--- SET PROBLEM ---
In the material below, the lines containing the word "Τζελαλεδὶν" are required; copy each of them.

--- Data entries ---

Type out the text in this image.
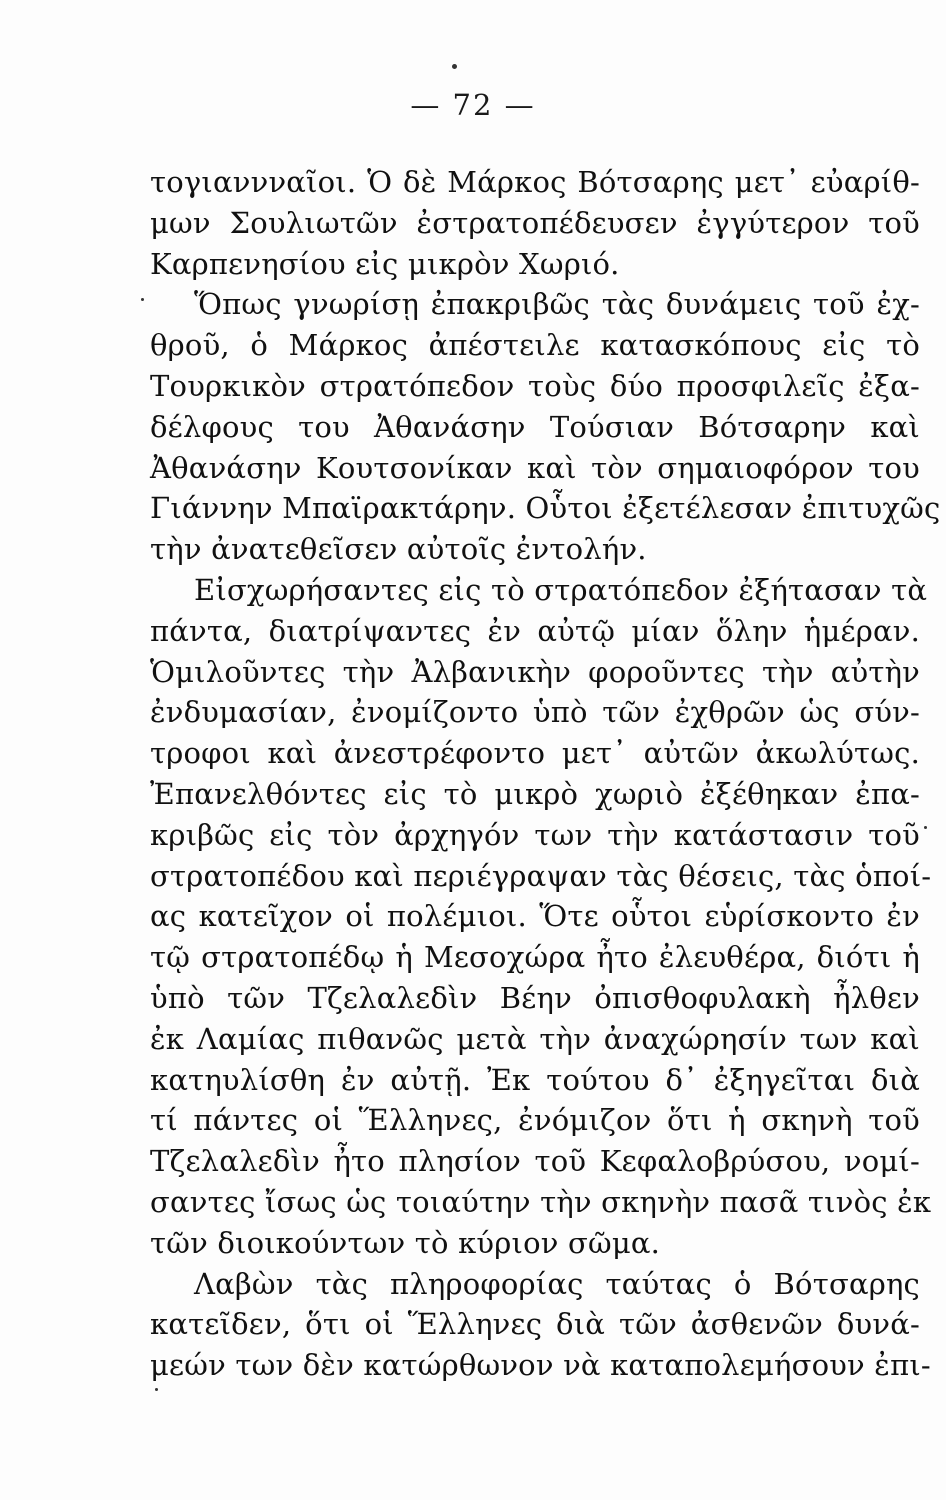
— 72 —
τογιαννναῖοι. Ὁ δὲ Μάρκος Βότσαρης μετ᾽ εὐαρίθ-
μων Σουλιωτῶν ἐστρατοπέδευσεν ἐγγύτερον τοῦ
Καρπενησίου εἰς μικρὸν Χωριό.
Ὅπως γνωρίσῃ ἐπακριβῶς τὰς δυνάμεις τοῦ ἐχ-
θροῦ, ὁ Μάρκος ἀπέστειλε κατασκόπους εἰς τὸ
Τουρκικὸν στρατόπεδον τοὺς δύο προσφιλεῖς ἐξα-
δέλφους του Ἀθανάσην Τούσιαν Βότσαρην καὶ
Ἀθανάσην Κουτσονίκαν καὶ τὸν σημαιοφόρον του
Γιάννην Μπαϊρακτάρην. Οὗτοι ἐξετέλεσαν ἐπιτυχῶς
τὴν ἀνατεθεῖσεν αὐτοῖς ἐντολήν.
Εἰσχωρήσαντες εἰς τὸ στρατόπεδον ἐξήτασαν τὰ
πάντα, διατρίψαντες ἐν αὐτῷ μίαν ὅλην ἡμέραν.
Ὁμιλοῦντες τὴν Ἀλβανικὴν φοροῦντες τὴν αὐτὴν
ἐνδυμασίαν, ἐνομίζοντο ὑπὸ τῶν ἐχθρῶν ὡς σύν-
τροφοι καὶ ἀνεστρέφοντο μετ᾽ αὐτῶν ἀκωλύτως.
Ἐπανελθόντες εἰς τὸ μικρὸ χωριὸ ἐξέθηκαν ἐπα-
κριβῶς εἰς τὸν ἀρχηγόν των τὴν κατάστασιν τοῦ
στρατοπέδου καὶ περιέγραψαν τὰς θέσεις, τὰς ὁποί-
ας κατεῖχον οἱ πολέμιοι. Ὅτε οὗτοι εὑρίσκοντο ἐν
τῷ στρατοπέδῳ ἡ Μεσοχώρα ἦτο ἐλευθέρα, διότι ἡ
ὑπὸ τῶν Τζελαλεδὶν Βέην ὀπισθοφυλακὴ ἦλθεν
ἐκ Λαμίας πιθανῶς μετὰ τὴν ἀναχώρησίν των καὶ
κατηυλίσθη ἐν αὐτῇ. Ἐκ τούτου δ᾽ ἐξηγεῖται διὰ
τί πάντες οἱ Ἕλληνες, ἐνόμιζον ὅτι ἡ σκηνὴ τοῦ
Τζελαλεδὶν ἦτο πλησίον τοῦ Κεφαλοβρύσου, νομί-
σαντες ἴσως ὡς τοιαύτην τὴν σκηνὴν πασᾶ τινὸς ἐκ
τῶν διοικούντων τὸ κύριον σῶμα.
Λαβὼν τὰς πληροφορίας ταύτας ὁ Βότσαρης
κατεῖδεν, ὅτι οἱ Ἕλληνες διὰ τῶν ἀσθενῶν δυνά-
μεών των δὲν κατώρθωνον νὰ καταπολεμήσουν ἐπι-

--- ANSWER TO THE PROBLEM ---
ὑπὸ τῶν Τζελαλεδὶν Βέην ὀπισθοφυλακὴ ἦλθεν
Τζελαλεδὶν ἦτο πλησίον τοῦ Κεφαλοβρύσου, νομί-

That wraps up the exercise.